What you need to do.
State how many lines of the records contain the string "type", and give no other information.

(Figure record extracts)
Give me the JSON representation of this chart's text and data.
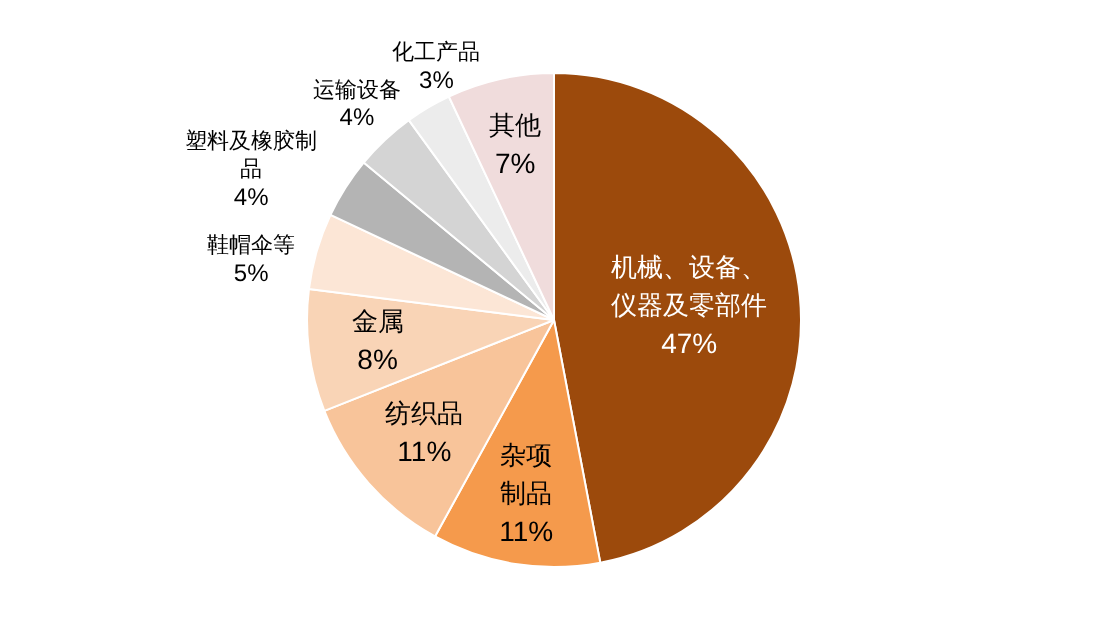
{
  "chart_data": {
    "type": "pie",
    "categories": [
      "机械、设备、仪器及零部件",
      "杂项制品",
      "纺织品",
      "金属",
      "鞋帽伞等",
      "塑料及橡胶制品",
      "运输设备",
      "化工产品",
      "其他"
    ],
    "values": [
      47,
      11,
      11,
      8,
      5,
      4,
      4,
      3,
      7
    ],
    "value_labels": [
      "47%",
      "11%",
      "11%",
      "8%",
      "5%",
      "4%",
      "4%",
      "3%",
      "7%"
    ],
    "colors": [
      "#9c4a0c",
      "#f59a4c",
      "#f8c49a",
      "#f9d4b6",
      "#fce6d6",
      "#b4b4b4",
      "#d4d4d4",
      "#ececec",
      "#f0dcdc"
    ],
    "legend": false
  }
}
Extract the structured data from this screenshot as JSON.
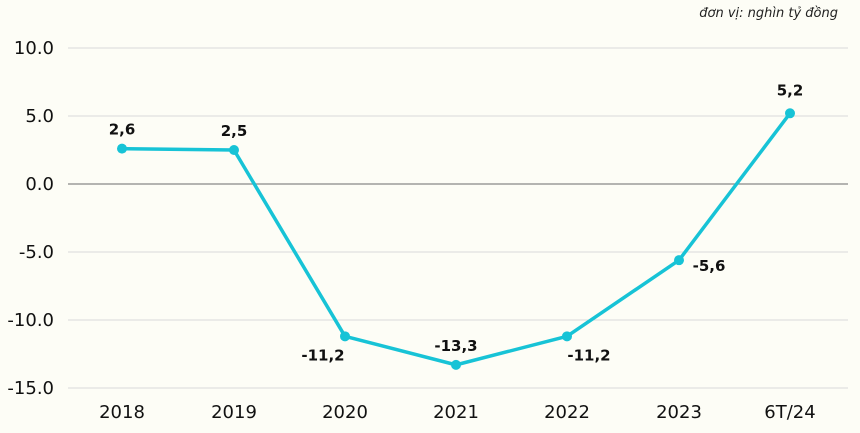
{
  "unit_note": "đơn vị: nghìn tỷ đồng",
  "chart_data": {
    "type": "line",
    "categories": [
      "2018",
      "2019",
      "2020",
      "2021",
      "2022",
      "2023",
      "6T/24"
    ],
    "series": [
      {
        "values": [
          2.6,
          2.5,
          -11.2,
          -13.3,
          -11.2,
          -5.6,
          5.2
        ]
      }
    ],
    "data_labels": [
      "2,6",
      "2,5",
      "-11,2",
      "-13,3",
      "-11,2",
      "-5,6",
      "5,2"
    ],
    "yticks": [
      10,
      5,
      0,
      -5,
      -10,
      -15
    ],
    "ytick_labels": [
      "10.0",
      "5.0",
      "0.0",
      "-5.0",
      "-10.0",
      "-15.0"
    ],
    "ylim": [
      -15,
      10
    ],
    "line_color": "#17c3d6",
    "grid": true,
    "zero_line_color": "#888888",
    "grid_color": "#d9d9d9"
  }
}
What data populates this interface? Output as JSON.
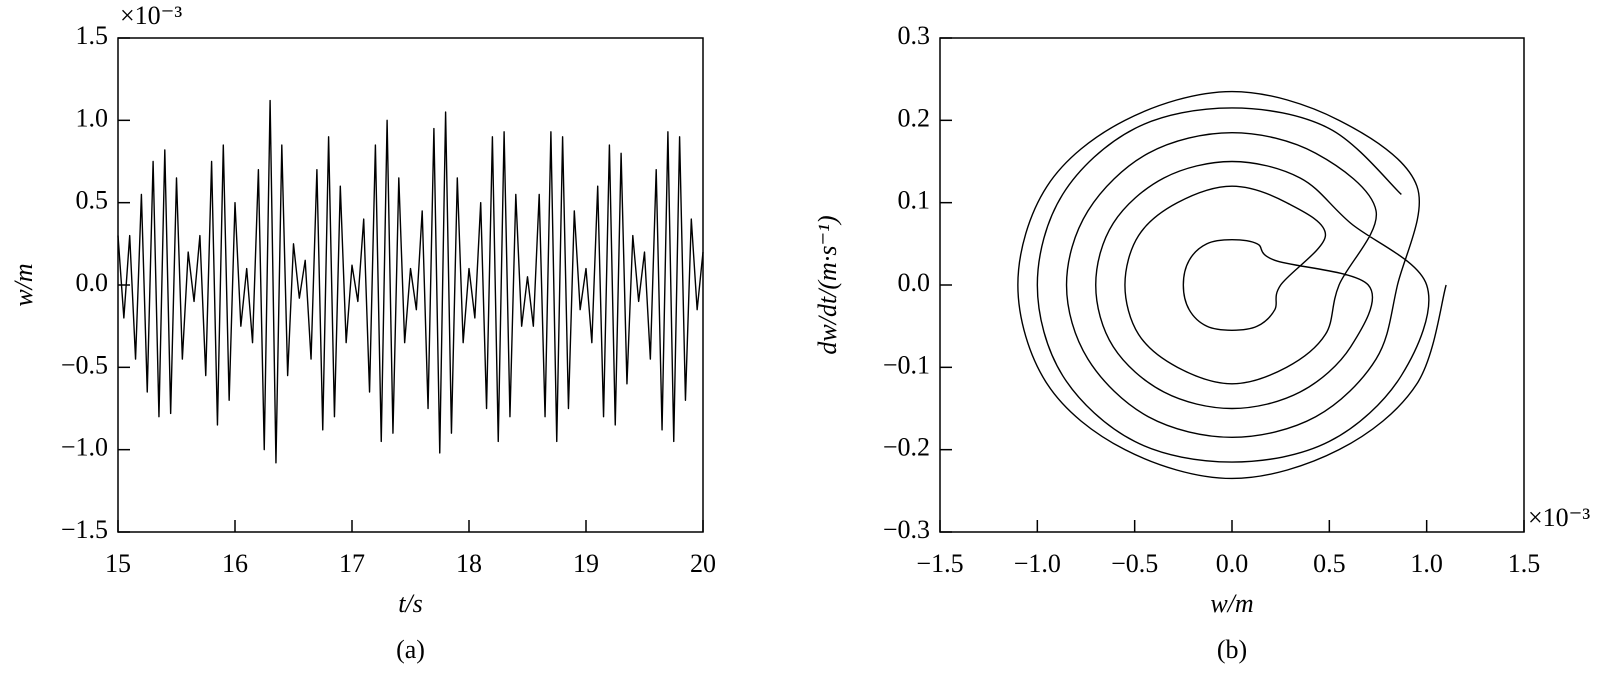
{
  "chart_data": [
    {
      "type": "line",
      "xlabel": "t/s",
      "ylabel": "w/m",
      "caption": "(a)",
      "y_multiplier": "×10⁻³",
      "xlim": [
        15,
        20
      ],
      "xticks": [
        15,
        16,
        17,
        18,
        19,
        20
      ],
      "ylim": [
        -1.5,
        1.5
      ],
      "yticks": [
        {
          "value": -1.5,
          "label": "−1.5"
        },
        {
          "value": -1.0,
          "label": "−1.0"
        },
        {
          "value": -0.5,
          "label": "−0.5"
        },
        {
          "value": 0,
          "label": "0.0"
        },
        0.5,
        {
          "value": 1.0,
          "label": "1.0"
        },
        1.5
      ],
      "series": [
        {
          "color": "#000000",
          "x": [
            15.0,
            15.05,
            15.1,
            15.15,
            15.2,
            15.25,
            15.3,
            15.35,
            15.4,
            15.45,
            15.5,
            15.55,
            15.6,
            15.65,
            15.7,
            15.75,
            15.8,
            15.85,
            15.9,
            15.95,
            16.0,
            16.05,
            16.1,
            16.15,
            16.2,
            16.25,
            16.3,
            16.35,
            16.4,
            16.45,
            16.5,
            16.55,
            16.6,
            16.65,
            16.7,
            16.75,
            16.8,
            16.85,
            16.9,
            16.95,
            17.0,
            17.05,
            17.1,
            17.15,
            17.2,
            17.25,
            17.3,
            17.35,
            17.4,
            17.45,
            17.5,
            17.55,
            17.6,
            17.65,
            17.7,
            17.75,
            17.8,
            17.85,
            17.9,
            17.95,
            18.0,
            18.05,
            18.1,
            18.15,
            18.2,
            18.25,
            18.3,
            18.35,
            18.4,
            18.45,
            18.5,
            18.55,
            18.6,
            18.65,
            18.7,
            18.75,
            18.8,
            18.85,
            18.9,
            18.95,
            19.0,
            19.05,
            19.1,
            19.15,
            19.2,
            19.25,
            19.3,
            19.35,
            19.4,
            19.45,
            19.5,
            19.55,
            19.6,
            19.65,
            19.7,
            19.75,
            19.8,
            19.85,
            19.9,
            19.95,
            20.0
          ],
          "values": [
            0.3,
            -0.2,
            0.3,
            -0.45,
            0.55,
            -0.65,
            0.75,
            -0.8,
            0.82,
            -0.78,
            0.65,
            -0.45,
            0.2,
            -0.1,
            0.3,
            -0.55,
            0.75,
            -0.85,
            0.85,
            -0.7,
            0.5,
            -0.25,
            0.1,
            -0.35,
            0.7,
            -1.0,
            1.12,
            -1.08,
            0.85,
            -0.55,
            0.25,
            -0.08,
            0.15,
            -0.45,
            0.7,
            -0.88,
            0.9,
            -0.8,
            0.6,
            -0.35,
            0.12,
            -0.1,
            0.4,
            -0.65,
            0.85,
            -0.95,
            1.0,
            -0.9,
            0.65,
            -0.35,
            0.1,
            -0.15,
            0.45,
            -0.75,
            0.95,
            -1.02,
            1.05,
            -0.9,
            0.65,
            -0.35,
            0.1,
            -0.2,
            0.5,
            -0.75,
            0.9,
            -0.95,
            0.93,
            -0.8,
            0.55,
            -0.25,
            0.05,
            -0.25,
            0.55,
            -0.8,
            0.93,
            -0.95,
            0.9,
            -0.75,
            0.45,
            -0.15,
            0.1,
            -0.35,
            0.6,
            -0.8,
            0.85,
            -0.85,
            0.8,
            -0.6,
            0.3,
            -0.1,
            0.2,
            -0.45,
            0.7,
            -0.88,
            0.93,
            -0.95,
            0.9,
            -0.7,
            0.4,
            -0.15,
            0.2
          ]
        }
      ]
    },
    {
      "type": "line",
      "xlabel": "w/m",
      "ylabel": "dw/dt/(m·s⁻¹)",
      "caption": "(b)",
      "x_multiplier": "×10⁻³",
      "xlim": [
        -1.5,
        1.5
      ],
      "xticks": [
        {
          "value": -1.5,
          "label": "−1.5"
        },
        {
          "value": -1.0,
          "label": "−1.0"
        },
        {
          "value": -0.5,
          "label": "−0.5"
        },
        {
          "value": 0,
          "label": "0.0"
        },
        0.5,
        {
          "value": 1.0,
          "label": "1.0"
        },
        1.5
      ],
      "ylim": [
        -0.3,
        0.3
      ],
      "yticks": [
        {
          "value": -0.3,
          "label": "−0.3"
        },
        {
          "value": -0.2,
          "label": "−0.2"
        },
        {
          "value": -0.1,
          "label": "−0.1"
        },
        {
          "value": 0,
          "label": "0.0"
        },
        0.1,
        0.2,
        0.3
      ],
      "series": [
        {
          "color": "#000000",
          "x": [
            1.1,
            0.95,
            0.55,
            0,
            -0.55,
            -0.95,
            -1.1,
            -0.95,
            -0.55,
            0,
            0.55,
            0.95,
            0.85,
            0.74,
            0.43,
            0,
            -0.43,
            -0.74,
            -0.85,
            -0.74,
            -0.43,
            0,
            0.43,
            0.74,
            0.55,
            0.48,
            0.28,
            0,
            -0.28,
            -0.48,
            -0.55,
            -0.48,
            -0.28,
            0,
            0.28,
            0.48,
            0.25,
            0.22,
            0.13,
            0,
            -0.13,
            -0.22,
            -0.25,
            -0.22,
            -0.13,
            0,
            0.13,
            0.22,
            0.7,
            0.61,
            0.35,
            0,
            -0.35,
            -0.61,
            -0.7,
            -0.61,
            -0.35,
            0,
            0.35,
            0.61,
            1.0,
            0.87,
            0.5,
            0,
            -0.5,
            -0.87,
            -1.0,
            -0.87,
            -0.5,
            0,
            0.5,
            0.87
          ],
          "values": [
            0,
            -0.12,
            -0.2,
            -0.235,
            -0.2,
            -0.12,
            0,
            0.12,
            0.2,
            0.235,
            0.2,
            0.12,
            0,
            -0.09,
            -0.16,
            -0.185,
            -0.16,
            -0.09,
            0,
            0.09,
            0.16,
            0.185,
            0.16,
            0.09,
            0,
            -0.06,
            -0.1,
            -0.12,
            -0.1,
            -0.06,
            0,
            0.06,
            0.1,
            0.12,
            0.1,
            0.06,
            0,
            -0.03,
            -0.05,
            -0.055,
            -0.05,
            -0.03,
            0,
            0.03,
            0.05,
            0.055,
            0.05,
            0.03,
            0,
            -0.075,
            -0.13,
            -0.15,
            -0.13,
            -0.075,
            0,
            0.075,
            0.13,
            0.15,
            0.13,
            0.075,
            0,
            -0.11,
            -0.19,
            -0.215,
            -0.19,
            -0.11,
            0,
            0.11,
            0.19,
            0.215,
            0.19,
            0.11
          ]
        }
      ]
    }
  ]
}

Exercise solution.
4